*What to produce*
Only the lines from the one containing "Extract all readable text from this page." to the end of the entries should be written out, each exactly as it stands, both ends included.

Collected data:
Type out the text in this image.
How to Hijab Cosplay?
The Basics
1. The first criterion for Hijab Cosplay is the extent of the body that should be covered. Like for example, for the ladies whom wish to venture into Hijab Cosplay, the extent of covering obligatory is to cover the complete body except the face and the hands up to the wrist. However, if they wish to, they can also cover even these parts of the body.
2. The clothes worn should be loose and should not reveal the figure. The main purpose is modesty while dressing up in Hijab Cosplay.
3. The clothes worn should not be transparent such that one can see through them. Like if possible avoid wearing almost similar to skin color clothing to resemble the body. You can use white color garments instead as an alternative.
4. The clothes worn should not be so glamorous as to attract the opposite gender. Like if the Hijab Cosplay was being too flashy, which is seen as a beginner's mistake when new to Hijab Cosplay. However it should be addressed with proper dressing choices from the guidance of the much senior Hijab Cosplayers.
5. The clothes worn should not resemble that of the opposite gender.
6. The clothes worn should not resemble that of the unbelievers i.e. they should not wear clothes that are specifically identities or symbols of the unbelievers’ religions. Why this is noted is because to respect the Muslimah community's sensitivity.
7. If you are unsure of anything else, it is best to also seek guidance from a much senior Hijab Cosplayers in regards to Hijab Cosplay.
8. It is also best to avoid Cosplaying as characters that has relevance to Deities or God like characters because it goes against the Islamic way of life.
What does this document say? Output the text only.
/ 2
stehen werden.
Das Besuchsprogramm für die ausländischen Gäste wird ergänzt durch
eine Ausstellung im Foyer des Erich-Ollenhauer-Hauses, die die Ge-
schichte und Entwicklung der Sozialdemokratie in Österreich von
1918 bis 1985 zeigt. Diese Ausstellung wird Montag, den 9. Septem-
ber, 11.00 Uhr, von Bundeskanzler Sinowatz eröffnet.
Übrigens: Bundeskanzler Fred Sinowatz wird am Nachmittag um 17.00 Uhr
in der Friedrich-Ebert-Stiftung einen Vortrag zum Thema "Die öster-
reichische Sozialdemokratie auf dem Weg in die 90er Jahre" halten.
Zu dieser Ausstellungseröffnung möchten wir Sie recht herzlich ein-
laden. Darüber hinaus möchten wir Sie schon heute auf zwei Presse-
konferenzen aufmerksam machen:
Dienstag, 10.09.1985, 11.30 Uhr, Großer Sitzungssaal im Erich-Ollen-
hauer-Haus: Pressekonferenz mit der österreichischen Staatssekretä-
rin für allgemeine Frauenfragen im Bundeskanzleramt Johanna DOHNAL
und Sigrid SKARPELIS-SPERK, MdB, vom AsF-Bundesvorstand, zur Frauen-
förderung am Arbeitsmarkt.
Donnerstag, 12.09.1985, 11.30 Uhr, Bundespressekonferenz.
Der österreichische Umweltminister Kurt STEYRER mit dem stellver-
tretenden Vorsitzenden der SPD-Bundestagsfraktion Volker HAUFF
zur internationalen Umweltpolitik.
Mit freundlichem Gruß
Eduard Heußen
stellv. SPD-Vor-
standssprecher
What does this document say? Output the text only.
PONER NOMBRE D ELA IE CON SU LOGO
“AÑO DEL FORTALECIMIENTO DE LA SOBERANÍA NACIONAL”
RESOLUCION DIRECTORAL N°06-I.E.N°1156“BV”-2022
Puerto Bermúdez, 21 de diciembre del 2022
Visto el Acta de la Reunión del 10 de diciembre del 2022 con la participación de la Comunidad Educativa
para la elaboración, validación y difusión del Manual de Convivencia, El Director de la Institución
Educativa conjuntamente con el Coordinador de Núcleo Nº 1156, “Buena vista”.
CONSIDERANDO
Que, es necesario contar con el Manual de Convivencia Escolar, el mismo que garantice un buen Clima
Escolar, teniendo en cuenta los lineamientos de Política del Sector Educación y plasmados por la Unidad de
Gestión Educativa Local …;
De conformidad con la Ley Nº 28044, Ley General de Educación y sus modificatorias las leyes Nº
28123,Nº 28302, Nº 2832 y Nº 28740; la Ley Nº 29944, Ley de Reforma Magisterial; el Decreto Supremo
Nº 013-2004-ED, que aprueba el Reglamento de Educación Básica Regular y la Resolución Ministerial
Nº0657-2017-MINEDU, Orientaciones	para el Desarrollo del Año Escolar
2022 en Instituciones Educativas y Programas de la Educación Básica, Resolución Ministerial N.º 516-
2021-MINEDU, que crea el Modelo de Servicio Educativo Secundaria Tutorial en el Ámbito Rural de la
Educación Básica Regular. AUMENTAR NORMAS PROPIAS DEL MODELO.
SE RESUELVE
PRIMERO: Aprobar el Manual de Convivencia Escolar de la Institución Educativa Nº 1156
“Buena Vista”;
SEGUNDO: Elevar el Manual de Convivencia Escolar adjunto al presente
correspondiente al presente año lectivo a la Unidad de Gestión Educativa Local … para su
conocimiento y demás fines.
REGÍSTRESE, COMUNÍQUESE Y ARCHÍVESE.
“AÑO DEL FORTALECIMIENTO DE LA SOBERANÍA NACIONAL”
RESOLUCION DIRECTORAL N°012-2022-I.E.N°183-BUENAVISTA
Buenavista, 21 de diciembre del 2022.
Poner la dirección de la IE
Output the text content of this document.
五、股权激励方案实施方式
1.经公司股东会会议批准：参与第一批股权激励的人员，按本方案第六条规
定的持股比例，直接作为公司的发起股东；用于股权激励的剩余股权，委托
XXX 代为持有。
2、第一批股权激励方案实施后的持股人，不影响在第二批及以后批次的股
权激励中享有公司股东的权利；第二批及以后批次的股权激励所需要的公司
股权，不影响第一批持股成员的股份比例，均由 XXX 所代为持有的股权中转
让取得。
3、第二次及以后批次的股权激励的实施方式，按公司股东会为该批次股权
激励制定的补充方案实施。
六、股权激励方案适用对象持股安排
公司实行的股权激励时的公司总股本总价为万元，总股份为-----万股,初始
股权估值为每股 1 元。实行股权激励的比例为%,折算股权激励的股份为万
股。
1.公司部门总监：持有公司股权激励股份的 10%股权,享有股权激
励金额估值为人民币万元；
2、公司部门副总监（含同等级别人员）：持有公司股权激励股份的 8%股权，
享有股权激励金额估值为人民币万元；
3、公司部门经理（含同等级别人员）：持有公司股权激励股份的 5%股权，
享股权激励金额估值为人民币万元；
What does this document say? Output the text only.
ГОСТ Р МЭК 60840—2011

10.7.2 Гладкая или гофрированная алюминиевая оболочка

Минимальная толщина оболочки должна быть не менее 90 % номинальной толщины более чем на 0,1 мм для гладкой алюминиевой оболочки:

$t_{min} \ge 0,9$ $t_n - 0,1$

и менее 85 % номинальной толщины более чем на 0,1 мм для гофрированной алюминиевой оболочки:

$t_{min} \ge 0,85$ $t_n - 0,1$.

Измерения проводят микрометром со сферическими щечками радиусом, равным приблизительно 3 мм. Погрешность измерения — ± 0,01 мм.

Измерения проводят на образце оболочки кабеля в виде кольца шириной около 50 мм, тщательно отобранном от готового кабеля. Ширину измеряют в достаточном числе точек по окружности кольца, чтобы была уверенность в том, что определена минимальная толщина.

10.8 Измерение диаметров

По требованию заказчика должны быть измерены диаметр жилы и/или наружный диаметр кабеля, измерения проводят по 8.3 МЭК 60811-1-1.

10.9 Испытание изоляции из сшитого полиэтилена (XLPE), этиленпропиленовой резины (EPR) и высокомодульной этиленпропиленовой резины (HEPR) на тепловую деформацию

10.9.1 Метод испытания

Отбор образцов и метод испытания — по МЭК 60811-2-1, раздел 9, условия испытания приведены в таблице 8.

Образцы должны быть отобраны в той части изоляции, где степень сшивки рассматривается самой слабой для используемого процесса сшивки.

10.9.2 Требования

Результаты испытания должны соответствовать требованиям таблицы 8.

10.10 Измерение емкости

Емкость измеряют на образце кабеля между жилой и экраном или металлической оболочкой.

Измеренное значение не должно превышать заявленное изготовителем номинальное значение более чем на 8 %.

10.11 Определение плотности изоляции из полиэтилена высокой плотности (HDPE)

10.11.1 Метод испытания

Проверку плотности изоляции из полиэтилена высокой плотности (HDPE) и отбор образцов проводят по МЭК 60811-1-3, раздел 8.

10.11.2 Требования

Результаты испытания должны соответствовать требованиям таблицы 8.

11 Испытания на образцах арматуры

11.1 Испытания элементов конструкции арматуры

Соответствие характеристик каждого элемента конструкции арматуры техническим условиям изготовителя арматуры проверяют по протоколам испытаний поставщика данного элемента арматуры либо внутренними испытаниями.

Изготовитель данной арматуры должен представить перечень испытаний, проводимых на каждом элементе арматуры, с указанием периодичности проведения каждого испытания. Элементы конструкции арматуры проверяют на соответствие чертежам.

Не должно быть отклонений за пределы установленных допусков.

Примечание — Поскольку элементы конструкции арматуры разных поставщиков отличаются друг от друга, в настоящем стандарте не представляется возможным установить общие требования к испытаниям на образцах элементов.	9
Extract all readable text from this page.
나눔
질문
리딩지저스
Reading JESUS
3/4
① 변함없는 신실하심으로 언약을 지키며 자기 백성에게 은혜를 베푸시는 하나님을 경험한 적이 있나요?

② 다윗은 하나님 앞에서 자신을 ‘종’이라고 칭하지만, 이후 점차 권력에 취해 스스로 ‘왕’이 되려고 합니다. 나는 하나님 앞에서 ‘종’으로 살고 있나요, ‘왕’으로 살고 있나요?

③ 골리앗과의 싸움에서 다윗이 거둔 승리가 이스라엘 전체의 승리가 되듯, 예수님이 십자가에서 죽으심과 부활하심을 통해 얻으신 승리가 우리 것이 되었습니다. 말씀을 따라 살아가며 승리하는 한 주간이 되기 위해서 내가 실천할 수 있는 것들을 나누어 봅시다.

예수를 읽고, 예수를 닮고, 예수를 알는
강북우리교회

*Completed exercise*
Extract all readable text from this page.
나눔
질문
리딩지저스
Reading JESUS
3/4
① 변함없는 신실하심으로 언약을 지키며 자기 백성에게 은혜를 베푸시는 하나님을 경험한 적이 있나요?

② 다윗은 하나님 앞에서 자신을 ‘종’이라고 칭하지만, 이후 점차 권력에 취해 스스로 ‘왕’이 되려고 합니다. 나는 하나님 앞에서 ‘종’으로 살고 있나요, ‘왕’으로 살고 있나요?

③ 골리앗과의 싸움에서 다윗이 거둔 승리가 이스라엘 전체의 승리가 되듯, 예수님이 십자가에서 죽으심과 부활하심을 통해 얻으신 승리가 우리 것이 되었습니다. 말씀을 따라 살아가며 승리하는 한 주간이 되기 위해서 내가 실천할 수 있는 것들을 나누어 봅시다.

예수를 읽고, 예수를 닮고, 예수를 알는
강북우리교회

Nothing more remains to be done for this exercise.